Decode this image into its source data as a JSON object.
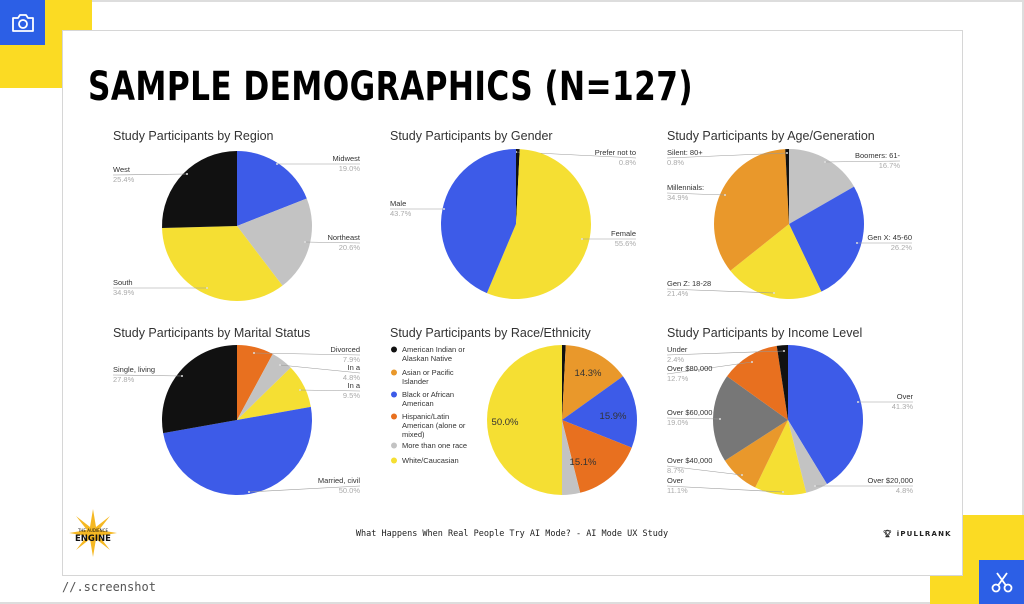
{
  "header": {
    "title": "SAMPLE DEMOGRAPHICS (N=127)"
  },
  "footer": {
    "text": "What Happens When Real People Try AI Mode? - AI Mode UX Study",
    "logo_left": "THE AUDIENCE ENGINE",
    "logo_right": "iPULLRANK"
  },
  "caption": "//.screenshot",
  "icons": {
    "top_left": "camera-icon",
    "bottom_right": "scissors-icon"
  },
  "colors": {
    "black": "#111111",
    "blue": "#3d5be8",
    "gray": "#c3c3c3",
    "yellow": "#f5df33",
    "orange": "#e9982b",
    "orange_red": "#e8701f",
    "dark_gray": "#777777",
    "accent_yellow": "#fbdb23",
    "accent_blue": "#2c5fe6"
  },
  "chart_data": [
    {
      "type": "pie",
      "title": "Study Participants by Region",
      "slices": [
        {
          "label": "Midwest",
          "value": 19.0,
          "pct": "19.0%",
          "color": "#3d5be8"
        },
        {
          "label": "Northeast",
          "value": 20.6,
          "pct": "20.6%",
          "color": "#c3c3c3"
        },
        {
          "label": "South",
          "value": 34.9,
          "pct": "34.9%",
          "color": "#f5df33"
        },
        {
          "label": "West",
          "value": 25.4,
          "pct": "25.4%",
          "color": "#111111"
        }
      ]
    },
    {
      "type": "pie",
      "title": "Study Participants by Gender",
      "slices": [
        {
          "label": "Prefer not to",
          "value": 0.8,
          "pct": "0.8%",
          "color": "#111111"
        },
        {
          "label": "Female",
          "value": 55.6,
          "pct": "55.6%",
          "color": "#f5df33"
        },
        {
          "label": "Male",
          "value": 43.7,
          "pct": "43.7%",
          "color": "#3d5be8"
        }
      ]
    },
    {
      "type": "pie",
      "title": "Study Participants by Age/Generation",
      "slices": [
        {
          "label": "Boomers: 61-",
          "value": 16.7,
          "pct": "16.7%",
          "color": "#c3c3c3"
        },
        {
          "label": "Gen X: 45-60",
          "value": 26.2,
          "pct": "26.2%",
          "color": "#3d5be8"
        },
        {
          "label": "Gen Z: 18-28",
          "value": 21.4,
          "pct": "21.4%",
          "color": "#f5df33"
        },
        {
          "label": "Millennials:",
          "value": 34.9,
          "pct": "34.9%",
          "color": "#e9982b"
        },
        {
          "label": "Silent: 80+",
          "value": 0.8,
          "pct": "0.8%",
          "color": "#111111"
        }
      ]
    },
    {
      "type": "pie",
      "title": "Study Participants by Marital Status",
      "slices": [
        {
          "label": "Divorced",
          "value": 7.9,
          "pct": "7.9%",
          "color": "#e8701f"
        },
        {
          "label": "In a",
          "value": 4.8,
          "pct": "4.8%",
          "color": "#c3c3c3"
        },
        {
          "label": "In a",
          "value": 9.5,
          "pct": "9.5%",
          "color": "#f5df33"
        },
        {
          "label": "Married, civil",
          "value": 50.0,
          "pct": "50.0%",
          "color": "#3d5be8"
        },
        {
          "label": "Single, living",
          "value": 27.8,
          "pct": "27.8%",
          "color": "#111111"
        }
      ]
    },
    {
      "type": "pie",
      "title": "Study Participants by Race/Ethnicity",
      "legend": "left",
      "slices": [
        {
          "label": "American Indian or Alaskan Native",
          "value": 0.8,
          "pct": "",
          "color": "#111111"
        },
        {
          "label": "Asian or Pacific Islander",
          "value": 14.3,
          "pct": "14.3%",
          "color": "#e9982b"
        },
        {
          "label": "Black or African American",
          "value": 15.9,
          "pct": "15.9%",
          "color": "#3d5be8"
        },
        {
          "label": "Hispanic/Latin American (alone or mixed)",
          "value": 15.1,
          "pct": "15.1%",
          "color": "#e8701f"
        },
        {
          "label": "More than one race",
          "value": 3.9,
          "pct": "",
          "color": "#c3c3c3"
        },
        {
          "label": "White/Caucasian",
          "value": 50.0,
          "pct": "50.0%",
          "color": "#f5df33"
        }
      ]
    },
    {
      "type": "pie",
      "title": "Study Participants by Income Level",
      "slices": [
        {
          "label": "Over",
          "value": 41.3,
          "pct": "41.3%",
          "color": "#3d5be8"
        },
        {
          "label": "Over $20,000",
          "value": 4.8,
          "pct": "4.8%",
          "color": "#c3c3c3"
        },
        {
          "label": "Over",
          "value": 11.1,
          "pct": "11.1%",
          "color": "#f5df33"
        },
        {
          "label": "Over $40,000",
          "value": 8.7,
          "pct": "8.7%",
          "color": "#e9982b"
        },
        {
          "label": "Over $60,000",
          "value": 19.0,
          "pct": "19.0%",
          "color": "#777777"
        },
        {
          "label": "Over $80,000",
          "value": 12.7,
          "pct": "12.7%",
          "color": "#e8701f"
        },
        {
          "label": "Under",
          "value": 2.4,
          "pct": "2.4%",
          "color": "#111111"
        }
      ]
    }
  ]
}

..............................

TO DO:
Quote in full the listing given above; the images are to be left out.

EXERCISE RESPONSE:
Decode this image into its source data as a JSON object.
{
  "header": {
    "title": "SAMPLE DEMOGRAPHICS (N=127)"
  },
  "footer": {
    "text": "What Happens When Real People Try AI Mode? - AI Mode UX Study",
    "logo_left": "THE AUDIENCE ENGINE",
    "logo_right": "iPULLRANK"
  },
  "caption": "//.screenshot",
  "icons": {
    "top_left": "camera-icon",
    "bottom_right": "scissors-icon"
  },
  "colors": {
    "black": "#111111",
    "blue": "#3d5be8",
    "gray": "#c3c3c3",
    "yellow": "#f5df33",
    "orange": "#e9982b",
    "orange_red": "#e8701f",
    "dark_gray": "#777777",
    "accent_yellow": "#fbdb23",
    "accent_blue": "#2c5fe6"
  },
  "chart_data": [
    {
      "type": "pie",
      "title": "Study Participants by Region",
      "slices": [
        {
          "label": "Midwest",
          "value": 19.0,
          "pct": "19.0%",
          "color": "#3d5be8"
        },
        {
          "label": "Northeast",
          "value": 20.6,
          "pct": "20.6%",
          "color": "#c3c3c3"
        },
        {
          "label": "South",
          "value": 34.9,
          "pct": "34.9%",
          "color": "#f5df33"
        },
        {
          "label": "West",
          "value": 25.4,
          "pct": "25.4%",
          "color": "#111111"
        }
      ]
    },
    {
      "type": "pie",
      "title": "Study Participants by Gender",
      "slices": [
        {
          "label": "Prefer not to",
          "value": 0.8,
          "pct": "0.8%",
          "color": "#111111"
        },
        {
          "label": "Female",
          "value": 55.6,
          "pct": "55.6%",
          "color": "#f5df33"
        },
        {
          "label": "Male",
          "value": 43.7,
          "pct": "43.7%",
          "color": "#3d5be8"
        }
      ]
    },
    {
      "type": "pie",
      "title": "Study Participants by Age/Generation",
      "slices": [
        {
          "label": "Boomers: 61-",
          "value": 16.7,
          "pct": "16.7%",
          "color": "#c3c3c3"
        },
        {
          "label": "Gen X: 45-60",
          "value": 26.2,
          "pct": "26.2%",
          "color": "#3d5be8"
        },
        {
          "label": "Gen Z: 18-28",
          "value": 21.4,
          "pct": "21.4%",
          "color": "#f5df33"
        },
        {
          "label": "Millennials:",
          "value": 34.9,
          "pct": "34.9%",
          "color": "#e9982b"
        },
        {
          "label": "Silent: 80+",
          "value": 0.8,
          "pct": "0.8%",
          "color": "#111111"
        }
      ]
    },
    {
      "type": "pie",
      "title": "Study Participants by Marital Status",
      "slices": [
        {
          "label": "Divorced",
          "value": 7.9,
          "pct": "7.9%",
          "color": "#e8701f"
        },
        {
          "label": "In a",
          "value": 4.8,
          "pct": "4.8%",
          "color": "#c3c3c3"
        },
        {
          "label": "In a",
          "value": 9.5,
          "pct": "9.5%",
          "color": "#f5df33"
        },
        {
          "label": "Married, civil",
          "value": 50.0,
          "pct": "50.0%",
          "color": "#3d5be8"
        },
        {
          "label": "Single, living",
          "value": 27.8,
          "pct": "27.8%",
          "color": "#111111"
        }
      ]
    },
    {
      "type": "pie",
      "title": "Study Participants by Race/Ethnicity",
      "legend": "left",
      "slices": [
        {
          "label": "American Indian or Alaskan Native",
          "value": 0.8,
          "pct": "",
          "color": "#111111"
        },
        {
          "label": "Asian or Pacific Islander",
          "value": 14.3,
          "pct": "14.3%",
          "color": "#e9982b"
        },
        {
          "label": "Black or African American",
          "value": 15.9,
          "pct": "15.9%",
          "color": "#3d5be8"
        },
        {
          "label": "Hispanic/Latin American (alone or mixed)",
          "value": 15.1,
          "pct": "15.1%",
          "color": "#e8701f"
        },
        {
          "label": "More than one race",
          "value": 3.9,
          "pct": "",
          "color": "#c3c3c3"
        },
        {
          "label": "White/Caucasian",
          "value": 50.0,
          "pct": "50.0%",
          "color": "#f5df33"
        }
      ]
    },
    {
      "type": "pie",
      "title": "Study Participants by Income Level",
      "slices": [
        {
          "label": "Over",
          "value": 41.3,
          "pct": "41.3%",
          "color": "#3d5be8"
        },
        {
          "label": "Over $20,000",
          "value": 4.8,
          "pct": "4.8%",
          "color": "#c3c3c3"
        },
        {
          "label": "Over",
          "value": 11.1,
          "pct": "11.1%",
          "color": "#f5df33"
        },
        {
          "label": "Over $40,000",
          "value": 8.7,
          "pct": "8.7%",
          "color": "#e9982b"
        },
        {
          "label": "Over $60,000",
          "value": 19.0,
          "pct": "19.0%",
          "color": "#777777"
        },
        {
          "label": "Over $80,000",
          "value": 12.7,
          "pct": "12.7%",
          "color": "#e8701f"
        },
        {
          "label": "Under",
          "value": 2.4,
          "pct": "2.4%",
          "color": "#111111"
        }
      ]
    }
  ]
}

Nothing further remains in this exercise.